(Data tied to figure images)

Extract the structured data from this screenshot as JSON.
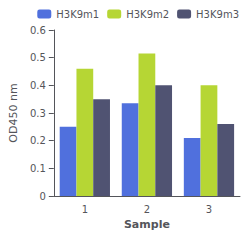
{
  "chart_data": {
    "type": "bar",
    "title": "",
    "xlabel": "Sample",
    "ylabel": "OD450 nm",
    "categories": [
      "1",
      "2",
      "3"
    ],
    "series": [
      {
        "name": "H3K9m1",
        "values": [
          0.25,
          0.335,
          0.21
        ]
      },
      {
        "name": "H3K9m2",
        "values": [
          0.46,
          0.515,
          0.4
        ]
      },
      {
        "name": "H3K9m3",
        "values": [
          0.35,
          0.4,
          0.26
        ]
      }
    ],
    "ylim": [
      0,
      0.6
    ],
    "yticks": [
      0,
      0.1,
      0.2,
      0.3,
      0.4,
      0.5,
      0.6
    ],
    "grid": false,
    "legend": "upper right"
  }
}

# [WRITTEN PROBLEM]
Return each line exactly as written. Any picture gets left out.

# [EXERCISE RESULT]
Extract the structured data from this screenshot as JSON.
{
  "chart_data": {
    "type": "bar",
    "title": "",
    "xlabel": "Sample",
    "ylabel": "OD450 nm",
    "categories": [
      "1",
      "2",
      "3"
    ],
    "series": [
      {
        "name": "H3K9m1",
        "values": [
          0.25,
          0.335,
          0.21
        ]
      },
      {
        "name": "H3K9m2",
        "values": [
          0.46,
          0.515,
          0.4
        ]
      },
      {
        "name": "H3K9m3",
        "values": [
          0.35,
          0.4,
          0.26
        ]
      }
    ],
    "ylim": [
      0,
      0.6
    ],
    "yticks": [
      0,
      0.1,
      0.2,
      0.3,
      0.4,
      0.5,
      0.6
    ],
    "grid": false,
    "legend": "upper right"
  }
}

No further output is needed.